Given task: Pull every line of the entries that has the word "Progress".

Entries shown:
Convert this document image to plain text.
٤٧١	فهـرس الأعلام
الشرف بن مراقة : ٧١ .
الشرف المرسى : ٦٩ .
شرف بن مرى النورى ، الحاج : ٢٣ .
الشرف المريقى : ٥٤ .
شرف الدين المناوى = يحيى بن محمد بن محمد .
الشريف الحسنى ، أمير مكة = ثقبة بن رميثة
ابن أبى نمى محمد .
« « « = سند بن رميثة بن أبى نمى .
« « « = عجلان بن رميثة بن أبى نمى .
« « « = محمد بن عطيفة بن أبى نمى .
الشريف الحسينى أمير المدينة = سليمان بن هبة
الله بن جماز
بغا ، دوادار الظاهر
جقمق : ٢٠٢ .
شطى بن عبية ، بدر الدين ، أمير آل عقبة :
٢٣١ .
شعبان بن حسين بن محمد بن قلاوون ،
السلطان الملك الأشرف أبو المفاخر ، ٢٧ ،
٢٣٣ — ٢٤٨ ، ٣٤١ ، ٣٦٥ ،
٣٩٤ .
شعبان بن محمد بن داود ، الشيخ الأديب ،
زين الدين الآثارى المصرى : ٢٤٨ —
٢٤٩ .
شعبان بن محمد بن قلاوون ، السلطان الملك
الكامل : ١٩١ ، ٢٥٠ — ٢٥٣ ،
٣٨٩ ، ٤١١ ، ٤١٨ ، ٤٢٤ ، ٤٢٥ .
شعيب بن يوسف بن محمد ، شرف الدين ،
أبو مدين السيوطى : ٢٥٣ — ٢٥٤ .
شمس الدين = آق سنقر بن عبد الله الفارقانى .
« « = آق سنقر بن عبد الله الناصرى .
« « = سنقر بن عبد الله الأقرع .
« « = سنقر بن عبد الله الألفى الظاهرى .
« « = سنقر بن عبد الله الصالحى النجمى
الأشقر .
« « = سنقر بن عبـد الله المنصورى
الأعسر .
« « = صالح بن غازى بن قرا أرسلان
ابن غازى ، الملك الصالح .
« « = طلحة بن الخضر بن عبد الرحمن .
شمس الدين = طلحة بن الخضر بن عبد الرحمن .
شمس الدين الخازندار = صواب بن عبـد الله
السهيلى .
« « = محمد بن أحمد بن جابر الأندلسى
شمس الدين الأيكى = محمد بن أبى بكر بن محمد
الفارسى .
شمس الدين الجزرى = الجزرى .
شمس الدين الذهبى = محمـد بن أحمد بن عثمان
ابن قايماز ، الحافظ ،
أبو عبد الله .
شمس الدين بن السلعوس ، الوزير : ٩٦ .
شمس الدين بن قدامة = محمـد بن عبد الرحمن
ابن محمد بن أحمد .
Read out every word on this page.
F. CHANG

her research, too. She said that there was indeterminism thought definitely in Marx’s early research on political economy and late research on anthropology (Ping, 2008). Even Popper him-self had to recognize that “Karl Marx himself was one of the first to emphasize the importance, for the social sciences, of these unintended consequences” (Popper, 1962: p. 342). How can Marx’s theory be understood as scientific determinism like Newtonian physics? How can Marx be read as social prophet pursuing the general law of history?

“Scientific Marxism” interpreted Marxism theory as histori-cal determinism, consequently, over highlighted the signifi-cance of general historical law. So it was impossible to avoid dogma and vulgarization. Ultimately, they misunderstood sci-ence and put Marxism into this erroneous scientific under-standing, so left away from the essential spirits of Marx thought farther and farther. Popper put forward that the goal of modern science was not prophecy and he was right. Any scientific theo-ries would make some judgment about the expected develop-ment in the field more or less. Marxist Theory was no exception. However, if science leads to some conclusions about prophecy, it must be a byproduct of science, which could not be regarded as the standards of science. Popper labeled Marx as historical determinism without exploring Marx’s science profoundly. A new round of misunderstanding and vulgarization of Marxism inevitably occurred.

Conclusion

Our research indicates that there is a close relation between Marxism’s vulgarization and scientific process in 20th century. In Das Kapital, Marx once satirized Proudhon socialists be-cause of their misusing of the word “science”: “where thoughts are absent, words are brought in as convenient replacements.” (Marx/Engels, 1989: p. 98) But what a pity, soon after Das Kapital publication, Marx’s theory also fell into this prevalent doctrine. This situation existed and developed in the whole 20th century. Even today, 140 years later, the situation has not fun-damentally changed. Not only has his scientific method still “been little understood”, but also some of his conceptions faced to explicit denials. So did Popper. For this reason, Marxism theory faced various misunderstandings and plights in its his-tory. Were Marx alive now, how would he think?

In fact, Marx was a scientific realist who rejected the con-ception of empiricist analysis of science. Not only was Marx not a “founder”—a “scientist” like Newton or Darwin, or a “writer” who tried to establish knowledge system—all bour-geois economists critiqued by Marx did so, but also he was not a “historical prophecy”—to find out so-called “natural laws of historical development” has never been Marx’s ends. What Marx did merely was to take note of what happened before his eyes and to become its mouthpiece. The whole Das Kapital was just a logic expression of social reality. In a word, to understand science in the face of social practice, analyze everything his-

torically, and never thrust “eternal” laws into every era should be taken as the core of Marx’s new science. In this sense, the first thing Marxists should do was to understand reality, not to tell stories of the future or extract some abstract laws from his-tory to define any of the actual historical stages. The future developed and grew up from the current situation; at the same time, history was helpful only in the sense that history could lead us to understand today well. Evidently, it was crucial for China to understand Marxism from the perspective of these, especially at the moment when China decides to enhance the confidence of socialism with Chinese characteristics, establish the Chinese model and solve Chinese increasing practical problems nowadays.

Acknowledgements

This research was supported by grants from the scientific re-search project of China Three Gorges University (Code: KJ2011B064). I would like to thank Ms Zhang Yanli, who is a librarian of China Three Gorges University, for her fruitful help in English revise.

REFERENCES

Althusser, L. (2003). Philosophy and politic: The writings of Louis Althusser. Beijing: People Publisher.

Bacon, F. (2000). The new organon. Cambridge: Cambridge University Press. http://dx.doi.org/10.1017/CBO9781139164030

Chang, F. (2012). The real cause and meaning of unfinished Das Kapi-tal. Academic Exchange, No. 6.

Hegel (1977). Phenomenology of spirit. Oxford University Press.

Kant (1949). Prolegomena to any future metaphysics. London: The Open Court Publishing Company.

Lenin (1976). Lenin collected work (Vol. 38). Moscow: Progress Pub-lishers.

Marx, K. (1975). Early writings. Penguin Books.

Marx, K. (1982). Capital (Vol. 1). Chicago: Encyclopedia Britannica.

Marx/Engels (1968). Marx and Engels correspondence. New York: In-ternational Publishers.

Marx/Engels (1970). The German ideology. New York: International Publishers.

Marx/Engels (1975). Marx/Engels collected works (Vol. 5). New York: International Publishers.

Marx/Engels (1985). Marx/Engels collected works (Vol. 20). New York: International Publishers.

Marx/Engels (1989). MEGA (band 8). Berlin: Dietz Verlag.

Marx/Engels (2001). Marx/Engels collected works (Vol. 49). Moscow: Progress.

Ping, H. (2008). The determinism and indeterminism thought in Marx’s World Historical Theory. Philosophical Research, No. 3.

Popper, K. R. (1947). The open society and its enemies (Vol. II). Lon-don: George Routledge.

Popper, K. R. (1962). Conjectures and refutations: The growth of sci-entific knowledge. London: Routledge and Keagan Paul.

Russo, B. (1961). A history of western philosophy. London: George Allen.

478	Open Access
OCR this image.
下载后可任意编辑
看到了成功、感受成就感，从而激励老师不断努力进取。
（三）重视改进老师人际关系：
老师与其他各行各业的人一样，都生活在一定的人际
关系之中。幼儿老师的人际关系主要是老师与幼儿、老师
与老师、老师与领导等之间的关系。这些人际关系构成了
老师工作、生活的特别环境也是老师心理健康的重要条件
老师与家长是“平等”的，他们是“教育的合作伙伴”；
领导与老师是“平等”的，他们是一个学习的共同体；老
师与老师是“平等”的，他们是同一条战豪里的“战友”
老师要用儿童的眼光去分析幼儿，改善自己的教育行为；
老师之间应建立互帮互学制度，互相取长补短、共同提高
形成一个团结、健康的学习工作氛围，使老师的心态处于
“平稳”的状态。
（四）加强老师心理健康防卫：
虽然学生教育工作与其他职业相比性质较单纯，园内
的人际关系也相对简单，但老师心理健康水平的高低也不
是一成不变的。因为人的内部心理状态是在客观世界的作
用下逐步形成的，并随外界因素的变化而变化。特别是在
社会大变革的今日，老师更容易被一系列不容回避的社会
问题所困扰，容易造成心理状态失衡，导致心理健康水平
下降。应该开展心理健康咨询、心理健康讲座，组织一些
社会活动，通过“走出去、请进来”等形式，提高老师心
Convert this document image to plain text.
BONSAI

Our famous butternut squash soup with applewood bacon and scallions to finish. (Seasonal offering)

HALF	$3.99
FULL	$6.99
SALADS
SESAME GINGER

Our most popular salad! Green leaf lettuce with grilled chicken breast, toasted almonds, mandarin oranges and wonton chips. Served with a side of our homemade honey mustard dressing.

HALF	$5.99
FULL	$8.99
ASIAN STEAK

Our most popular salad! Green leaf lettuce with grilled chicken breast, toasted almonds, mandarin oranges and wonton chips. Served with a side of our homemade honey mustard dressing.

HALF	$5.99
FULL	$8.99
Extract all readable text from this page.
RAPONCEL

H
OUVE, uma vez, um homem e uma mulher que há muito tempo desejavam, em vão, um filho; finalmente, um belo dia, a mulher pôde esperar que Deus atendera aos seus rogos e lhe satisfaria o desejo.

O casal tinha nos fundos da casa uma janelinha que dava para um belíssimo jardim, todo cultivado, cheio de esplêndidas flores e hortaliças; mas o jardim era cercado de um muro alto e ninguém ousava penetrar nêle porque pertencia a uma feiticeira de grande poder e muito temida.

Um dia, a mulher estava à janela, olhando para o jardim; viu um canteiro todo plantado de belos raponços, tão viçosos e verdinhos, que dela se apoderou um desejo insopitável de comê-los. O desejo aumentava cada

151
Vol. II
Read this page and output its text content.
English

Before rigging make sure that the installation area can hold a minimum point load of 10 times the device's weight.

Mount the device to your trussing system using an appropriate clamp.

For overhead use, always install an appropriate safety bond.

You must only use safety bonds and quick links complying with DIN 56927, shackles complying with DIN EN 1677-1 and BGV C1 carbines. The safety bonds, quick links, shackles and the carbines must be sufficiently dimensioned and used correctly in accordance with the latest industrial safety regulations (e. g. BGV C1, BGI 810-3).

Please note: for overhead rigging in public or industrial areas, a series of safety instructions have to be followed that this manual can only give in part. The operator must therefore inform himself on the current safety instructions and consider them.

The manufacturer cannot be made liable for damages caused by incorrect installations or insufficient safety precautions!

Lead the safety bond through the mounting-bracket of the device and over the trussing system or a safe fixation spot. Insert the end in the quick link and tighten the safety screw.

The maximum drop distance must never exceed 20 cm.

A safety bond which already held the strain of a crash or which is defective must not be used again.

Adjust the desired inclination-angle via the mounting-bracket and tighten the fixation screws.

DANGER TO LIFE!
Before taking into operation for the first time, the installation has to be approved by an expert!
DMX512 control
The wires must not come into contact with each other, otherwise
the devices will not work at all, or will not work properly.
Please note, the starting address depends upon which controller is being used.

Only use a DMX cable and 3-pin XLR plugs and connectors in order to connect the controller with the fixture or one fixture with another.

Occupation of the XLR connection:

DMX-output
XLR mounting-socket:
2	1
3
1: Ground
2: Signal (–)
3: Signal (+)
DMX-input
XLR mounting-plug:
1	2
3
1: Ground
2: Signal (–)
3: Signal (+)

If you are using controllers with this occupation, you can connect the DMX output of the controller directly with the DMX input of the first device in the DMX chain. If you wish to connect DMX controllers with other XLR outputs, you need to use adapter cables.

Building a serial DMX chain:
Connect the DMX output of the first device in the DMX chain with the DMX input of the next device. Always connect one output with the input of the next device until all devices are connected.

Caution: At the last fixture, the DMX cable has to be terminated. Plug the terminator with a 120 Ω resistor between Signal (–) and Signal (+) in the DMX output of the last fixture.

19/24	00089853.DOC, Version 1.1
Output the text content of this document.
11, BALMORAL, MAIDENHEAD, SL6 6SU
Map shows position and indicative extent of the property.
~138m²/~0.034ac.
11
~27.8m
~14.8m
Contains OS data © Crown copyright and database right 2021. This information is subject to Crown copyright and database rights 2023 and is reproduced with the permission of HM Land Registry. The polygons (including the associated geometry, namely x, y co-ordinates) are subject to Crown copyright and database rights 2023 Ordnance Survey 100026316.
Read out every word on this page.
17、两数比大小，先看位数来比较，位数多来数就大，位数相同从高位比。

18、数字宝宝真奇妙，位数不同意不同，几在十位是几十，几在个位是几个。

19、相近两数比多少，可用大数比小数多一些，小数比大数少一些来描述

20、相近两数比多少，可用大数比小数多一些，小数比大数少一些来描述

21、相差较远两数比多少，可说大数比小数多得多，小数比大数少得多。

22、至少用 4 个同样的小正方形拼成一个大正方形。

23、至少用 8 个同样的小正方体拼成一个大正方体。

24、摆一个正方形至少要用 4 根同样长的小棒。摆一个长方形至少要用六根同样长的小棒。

Finished task:
Lenin (1976). Lenin collected work (Vol. 38). Moscow: Progress Pub-lishers.
Marx/Engels (2001). Marx/Engels collected works (Vol. 49). Moscow: Progress.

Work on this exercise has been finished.